Host cell
RNA polymerase II (Pol II)-mediated transcription is inhibited by poliovirus
infection. This inhibition is correlated to a specific decrease in the activity of a chromatographic fraction which contains the
transcription factor TFIID. To investigate the mechanism by which poliovirus
infection results in a decrease of
TFIID activity, we have analyzed a component of
TFIID, the
TATA-binding protein (
TBP). Using Western immunoblot analysis, we show that
TBP is cleaved in poliovirus-infected cells at the same time postinfection as when Pol II transcription is inhibited. Further, we show that one of the cleaved forms of
TBP can be reproduced in vitro by incubating
TBP with cloned, purified poliovirus encoded
protease 3C.
Protease 3C is a poliovirus-encoded
protease that specifically cleaves
glutamine-
glycine bonds in the viral
polyprotein. The cleavage of
TBP by
protease 3C occurs directly. Finally, incubation of an uninfected cell-derived
TBP-containing fraction (
TFIID) with
protease 3C results in significant inhibition of Pol II-mediated transcription in vitro. These results demonstrate that a cellular
transcription factor can be directly cleaved both in vitro and in vivo by a viral
protease and suggest a role of the poliovirus
proteinase 3C in host cell Pol II-mediated transcription shutoff.

**Given entries**
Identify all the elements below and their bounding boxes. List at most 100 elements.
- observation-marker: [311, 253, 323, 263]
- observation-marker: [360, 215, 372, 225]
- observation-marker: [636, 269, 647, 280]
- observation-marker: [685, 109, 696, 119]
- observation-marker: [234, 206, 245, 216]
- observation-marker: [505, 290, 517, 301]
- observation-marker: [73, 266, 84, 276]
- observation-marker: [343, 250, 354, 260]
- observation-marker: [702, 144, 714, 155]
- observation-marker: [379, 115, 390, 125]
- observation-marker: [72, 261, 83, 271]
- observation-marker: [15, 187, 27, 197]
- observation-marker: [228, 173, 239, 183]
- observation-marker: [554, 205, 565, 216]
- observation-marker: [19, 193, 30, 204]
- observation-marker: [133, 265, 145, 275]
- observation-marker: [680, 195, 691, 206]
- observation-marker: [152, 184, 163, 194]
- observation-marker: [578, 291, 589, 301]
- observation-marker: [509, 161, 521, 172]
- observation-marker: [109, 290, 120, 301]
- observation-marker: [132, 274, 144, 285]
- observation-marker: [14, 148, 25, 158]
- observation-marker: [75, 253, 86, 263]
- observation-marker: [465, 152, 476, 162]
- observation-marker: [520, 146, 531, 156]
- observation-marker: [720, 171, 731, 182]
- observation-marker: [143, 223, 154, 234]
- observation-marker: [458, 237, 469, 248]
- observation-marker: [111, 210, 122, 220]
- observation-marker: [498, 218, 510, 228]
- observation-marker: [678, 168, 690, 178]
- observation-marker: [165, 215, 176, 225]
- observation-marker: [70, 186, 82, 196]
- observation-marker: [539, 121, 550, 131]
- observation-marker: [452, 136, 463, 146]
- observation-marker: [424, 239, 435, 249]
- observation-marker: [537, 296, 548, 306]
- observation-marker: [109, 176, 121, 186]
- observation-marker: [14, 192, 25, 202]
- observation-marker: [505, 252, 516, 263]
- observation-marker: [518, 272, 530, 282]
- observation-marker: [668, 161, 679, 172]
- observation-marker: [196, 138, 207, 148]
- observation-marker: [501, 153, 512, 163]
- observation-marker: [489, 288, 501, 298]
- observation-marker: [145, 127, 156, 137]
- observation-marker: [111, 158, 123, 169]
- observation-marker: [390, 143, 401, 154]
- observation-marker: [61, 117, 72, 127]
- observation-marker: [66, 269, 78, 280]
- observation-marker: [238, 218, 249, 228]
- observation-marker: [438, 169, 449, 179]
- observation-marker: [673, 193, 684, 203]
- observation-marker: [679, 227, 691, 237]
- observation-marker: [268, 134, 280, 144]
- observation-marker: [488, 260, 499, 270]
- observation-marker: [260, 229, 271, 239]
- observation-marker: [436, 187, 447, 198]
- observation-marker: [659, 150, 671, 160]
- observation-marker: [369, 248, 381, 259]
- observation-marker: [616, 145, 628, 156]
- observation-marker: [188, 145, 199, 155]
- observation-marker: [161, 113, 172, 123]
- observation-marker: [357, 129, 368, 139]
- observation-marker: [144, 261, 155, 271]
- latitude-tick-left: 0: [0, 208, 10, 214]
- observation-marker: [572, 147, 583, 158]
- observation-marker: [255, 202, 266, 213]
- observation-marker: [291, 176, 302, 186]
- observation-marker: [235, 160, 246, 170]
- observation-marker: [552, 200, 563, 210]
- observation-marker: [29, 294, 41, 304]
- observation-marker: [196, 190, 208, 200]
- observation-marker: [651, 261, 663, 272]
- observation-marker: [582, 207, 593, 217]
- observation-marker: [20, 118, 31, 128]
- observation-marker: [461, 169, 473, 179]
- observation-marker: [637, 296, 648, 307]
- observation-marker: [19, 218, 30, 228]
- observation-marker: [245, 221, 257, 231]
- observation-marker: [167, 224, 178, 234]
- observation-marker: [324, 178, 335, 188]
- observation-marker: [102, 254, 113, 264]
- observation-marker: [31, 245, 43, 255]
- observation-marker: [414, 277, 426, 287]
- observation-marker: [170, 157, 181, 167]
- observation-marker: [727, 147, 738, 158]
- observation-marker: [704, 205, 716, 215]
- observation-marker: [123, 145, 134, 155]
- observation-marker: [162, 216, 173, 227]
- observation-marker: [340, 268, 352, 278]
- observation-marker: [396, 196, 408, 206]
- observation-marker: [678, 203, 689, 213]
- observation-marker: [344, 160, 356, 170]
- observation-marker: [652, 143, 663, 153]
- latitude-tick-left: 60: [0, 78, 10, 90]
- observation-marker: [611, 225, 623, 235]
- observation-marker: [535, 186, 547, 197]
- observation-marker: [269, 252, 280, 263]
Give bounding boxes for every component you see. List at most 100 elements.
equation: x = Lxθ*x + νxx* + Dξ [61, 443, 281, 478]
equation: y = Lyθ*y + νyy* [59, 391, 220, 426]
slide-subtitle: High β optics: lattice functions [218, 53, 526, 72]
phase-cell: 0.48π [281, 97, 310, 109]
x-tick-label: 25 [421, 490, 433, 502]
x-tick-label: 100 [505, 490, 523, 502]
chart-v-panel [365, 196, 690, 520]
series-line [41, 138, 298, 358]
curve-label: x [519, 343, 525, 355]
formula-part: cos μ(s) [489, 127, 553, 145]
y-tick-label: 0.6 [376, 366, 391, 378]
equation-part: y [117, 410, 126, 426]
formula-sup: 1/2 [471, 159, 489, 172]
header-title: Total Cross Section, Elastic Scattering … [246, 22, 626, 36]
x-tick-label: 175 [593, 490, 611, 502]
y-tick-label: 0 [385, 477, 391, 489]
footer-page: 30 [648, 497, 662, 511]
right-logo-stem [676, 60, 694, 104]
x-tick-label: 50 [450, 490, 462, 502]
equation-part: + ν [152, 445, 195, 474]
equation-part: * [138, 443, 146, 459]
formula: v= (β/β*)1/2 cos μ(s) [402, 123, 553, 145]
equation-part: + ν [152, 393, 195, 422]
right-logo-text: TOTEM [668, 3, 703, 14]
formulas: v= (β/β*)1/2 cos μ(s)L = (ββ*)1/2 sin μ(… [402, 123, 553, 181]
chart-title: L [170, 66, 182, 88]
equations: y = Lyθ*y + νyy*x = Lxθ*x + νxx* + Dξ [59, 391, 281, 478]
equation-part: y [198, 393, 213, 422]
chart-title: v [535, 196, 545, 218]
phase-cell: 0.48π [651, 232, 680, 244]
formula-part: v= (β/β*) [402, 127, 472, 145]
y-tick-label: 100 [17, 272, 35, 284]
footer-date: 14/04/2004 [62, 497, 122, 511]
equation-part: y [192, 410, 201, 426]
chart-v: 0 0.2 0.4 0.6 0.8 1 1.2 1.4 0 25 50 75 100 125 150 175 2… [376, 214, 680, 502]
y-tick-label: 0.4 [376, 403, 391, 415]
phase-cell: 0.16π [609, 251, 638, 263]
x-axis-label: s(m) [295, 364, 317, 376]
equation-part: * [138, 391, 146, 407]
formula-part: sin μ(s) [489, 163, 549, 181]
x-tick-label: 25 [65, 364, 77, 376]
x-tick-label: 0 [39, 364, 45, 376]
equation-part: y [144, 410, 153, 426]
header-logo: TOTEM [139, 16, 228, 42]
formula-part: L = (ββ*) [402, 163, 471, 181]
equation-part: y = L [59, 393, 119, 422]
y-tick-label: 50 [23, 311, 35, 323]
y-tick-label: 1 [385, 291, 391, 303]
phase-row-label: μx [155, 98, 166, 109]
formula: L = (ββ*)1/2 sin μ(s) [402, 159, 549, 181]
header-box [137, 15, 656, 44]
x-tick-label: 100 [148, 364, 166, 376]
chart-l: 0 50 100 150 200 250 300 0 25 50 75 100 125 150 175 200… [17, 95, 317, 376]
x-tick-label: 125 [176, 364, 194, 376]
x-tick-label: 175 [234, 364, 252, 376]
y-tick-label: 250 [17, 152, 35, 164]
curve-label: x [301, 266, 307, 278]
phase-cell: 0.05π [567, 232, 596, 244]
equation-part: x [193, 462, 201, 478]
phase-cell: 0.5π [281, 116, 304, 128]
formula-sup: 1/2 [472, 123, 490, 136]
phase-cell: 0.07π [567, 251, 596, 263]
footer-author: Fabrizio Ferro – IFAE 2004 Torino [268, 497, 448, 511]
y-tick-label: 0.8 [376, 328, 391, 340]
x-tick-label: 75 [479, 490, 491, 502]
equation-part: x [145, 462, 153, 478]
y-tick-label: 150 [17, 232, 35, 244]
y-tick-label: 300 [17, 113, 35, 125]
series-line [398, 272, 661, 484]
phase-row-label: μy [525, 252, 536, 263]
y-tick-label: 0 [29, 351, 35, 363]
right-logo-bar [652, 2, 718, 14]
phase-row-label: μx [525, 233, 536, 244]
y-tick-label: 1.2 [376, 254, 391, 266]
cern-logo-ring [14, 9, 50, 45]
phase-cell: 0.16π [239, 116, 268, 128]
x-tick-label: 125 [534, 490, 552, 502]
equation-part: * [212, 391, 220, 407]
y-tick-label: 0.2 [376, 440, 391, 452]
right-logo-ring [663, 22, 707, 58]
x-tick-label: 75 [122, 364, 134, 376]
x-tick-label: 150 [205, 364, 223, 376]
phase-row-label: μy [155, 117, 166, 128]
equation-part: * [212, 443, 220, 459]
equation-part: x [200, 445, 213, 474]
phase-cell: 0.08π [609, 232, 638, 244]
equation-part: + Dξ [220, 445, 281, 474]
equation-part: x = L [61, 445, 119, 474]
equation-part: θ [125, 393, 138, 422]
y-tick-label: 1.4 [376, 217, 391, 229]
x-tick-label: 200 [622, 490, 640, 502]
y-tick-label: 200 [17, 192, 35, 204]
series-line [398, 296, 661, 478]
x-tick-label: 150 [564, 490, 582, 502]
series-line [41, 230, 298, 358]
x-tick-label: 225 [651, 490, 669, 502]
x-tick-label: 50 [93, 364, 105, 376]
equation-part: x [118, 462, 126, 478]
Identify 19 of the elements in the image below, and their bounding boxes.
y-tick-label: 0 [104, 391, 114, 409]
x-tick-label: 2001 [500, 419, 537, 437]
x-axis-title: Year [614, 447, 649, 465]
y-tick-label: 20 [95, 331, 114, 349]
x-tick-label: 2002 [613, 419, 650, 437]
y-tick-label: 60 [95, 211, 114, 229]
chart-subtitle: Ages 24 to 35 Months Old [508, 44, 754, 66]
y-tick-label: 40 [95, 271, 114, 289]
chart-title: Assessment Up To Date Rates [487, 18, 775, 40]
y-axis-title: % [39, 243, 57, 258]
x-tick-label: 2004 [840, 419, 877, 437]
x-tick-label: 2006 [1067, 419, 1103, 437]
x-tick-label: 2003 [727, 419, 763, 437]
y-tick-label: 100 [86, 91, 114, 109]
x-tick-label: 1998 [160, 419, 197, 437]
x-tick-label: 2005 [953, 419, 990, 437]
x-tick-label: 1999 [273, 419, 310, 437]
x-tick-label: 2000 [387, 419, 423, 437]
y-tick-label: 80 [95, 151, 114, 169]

**What to work on**
1: Please retype the poliovirus text between "Protease 3C is" and "II-mediated transcription shutoff.", inclusive.
2: In the poliovirus text, which bonds in the viral polyprotein does protease 3C specifically cleave?
You won't need the lines for any of this.

**Responses by task**
1:
Protease 3C is a poliovirus-encoded
protease that specifically cleaves
glutamine-
glycine bonds in the viral
polyprotein. The cleavage of
TBP by
protease 3C occurs directly. Finally, incubation of an uninfected cell-derived
TBP-containing fraction (
TFIID) with
protease 3C results in significant inhibition of Pol II-mediated transcription in vitro. These results demonstrate that a cellular
transcription factor can be directly cleaved both in vitro and in vivo by a viral
protease and suggest a role of the poliovirus
proteinase 3C in host cell Pol II-mediated transcription shutoff.

2: Glutamine-glycine bonds.